### WHAT YOU ARE ASKED TO DO
Copy the records below word for word, keeping every line in its original order.
— Begin DATA SECTION —
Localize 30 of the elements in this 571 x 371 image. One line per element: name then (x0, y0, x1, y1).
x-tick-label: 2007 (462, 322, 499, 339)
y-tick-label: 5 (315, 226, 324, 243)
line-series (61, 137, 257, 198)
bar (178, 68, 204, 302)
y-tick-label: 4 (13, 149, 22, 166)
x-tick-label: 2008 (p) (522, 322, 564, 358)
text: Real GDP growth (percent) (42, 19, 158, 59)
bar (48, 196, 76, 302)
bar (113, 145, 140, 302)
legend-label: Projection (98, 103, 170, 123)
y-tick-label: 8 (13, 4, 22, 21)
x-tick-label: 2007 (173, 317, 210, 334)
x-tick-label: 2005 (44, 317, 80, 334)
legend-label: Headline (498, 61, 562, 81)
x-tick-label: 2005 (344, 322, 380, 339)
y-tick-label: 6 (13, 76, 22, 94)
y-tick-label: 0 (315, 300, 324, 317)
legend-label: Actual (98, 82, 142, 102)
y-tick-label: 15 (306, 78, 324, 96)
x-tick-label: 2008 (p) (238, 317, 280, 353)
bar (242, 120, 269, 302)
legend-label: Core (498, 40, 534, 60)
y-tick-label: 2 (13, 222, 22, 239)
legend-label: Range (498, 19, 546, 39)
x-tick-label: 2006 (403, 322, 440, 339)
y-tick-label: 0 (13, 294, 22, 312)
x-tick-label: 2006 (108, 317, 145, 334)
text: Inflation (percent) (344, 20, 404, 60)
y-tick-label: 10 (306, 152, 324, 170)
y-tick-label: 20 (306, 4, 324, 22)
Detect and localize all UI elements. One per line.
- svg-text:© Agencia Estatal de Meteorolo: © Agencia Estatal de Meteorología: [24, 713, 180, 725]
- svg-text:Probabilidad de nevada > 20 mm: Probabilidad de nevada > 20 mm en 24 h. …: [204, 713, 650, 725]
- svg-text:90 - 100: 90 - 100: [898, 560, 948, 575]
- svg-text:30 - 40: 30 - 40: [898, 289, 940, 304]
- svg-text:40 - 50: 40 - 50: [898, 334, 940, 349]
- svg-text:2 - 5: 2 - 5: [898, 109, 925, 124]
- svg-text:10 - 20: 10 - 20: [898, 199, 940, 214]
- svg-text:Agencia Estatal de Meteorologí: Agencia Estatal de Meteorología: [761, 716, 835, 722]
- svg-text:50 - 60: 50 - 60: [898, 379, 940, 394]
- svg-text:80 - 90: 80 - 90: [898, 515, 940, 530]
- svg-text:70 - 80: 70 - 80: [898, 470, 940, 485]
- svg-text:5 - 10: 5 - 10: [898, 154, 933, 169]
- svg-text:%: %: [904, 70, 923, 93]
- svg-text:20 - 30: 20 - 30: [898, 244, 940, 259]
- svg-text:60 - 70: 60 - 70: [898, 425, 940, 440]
— End DATA SECTION —
### SOLUTION BELOW
Localize 30 of the elements in this 571 x 371 image. One line per element: name then (x0, y0, x1, y1).
x-tick-label: 2007 (462, 322, 499, 339)
y-tick-label: 5 (315, 226, 324, 243)
line-series (61, 137, 257, 198)
bar (178, 68, 204, 302)
y-tick-label: 4 (13, 149, 22, 166)
x-tick-label: 2008 (p) (522, 322, 564, 358)
text: Real GDP growth (percent) (42, 19, 158, 59)
bar (48, 196, 76, 302)
bar (113, 145, 140, 302)
legend-label: Projection (98, 103, 170, 123)
y-tick-label: 8 (13, 4, 22, 21)
x-tick-label: 2007 (173, 317, 210, 334)
x-tick-label: 2005 (44, 317, 80, 334)
legend-label: Headline (498, 61, 562, 81)
x-tick-label: 2005 (344, 322, 380, 339)
y-tick-label: 6 (13, 76, 22, 94)
y-tick-label: 0 (315, 300, 324, 317)
legend-label: Actual (98, 82, 142, 102)
y-tick-label: 15 (306, 78, 324, 96)
x-tick-label: 2008 (p) (238, 317, 280, 353)
bar (242, 120, 269, 302)
legend-label: Core (498, 40, 534, 60)
y-tick-label: 2 (13, 222, 22, 239)
legend-label: Range (498, 19, 546, 39)
x-tick-label: 2006 (403, 322, 440, 339)
y-tick-label: 0 (13, 294, 22, 312)
x-tick-label: 2006 (108, 317, 145, 334)
text: Inflation (percent) (344, 20, 404, 60)
y-tick-label: 10 (306, 152, 324, 170)
y-tick-label: 20 (306, 4, 324, 22)
Detect and localize all UI elements. One per line.
- svg-text:© Agencia Estatal de Meteorolo: © Agencia Estatal de Meteorología: [24, 713, 180, 725]
- svg-text:Probabilidad de nevada > 20 mm: Probabilidad de nevada > 20 mm en 24 h. …: [204, 713, 650, 725]
- svg-text:90 - 100: 90 - 100: [898, 560, 948, 575]
- svg-text:30 - 40: 30 - 40: [898, 289, 940, 304]
- svg-text:40 - 50: 40 - 50: [898, 334, 940, 349]
- svg-text:2 - 5: 2 - 5: [898, 109, 925, 124]
- svg-text:10 - 20: 10 - 20: [898, 199, 940, 214]
- svg-text:Agencia Estatal de Meteorologí: Agencia Estatal de Meteorología: [761, 716, 835, 722]
- svg-text:50 - 60: 50 - 60: [898, 379, 940, 394]
- svg-text:80 - 90: 80 - 90: [898, 515, 940, 530]
- svg-text:70 - 80: 70 - 80: [898, 470, 940, 485]
- svg-text:5 - 10: 5 - 10: [898, 154, 933, 169]
- svg-text:%: %: [904, 70, 923, 93]
- svg-text:20 - 30: 20 - 30: [898, 244, 940, 259]
- svg-text:60 - 70: 60 - 70: [898, 425, 940, 440]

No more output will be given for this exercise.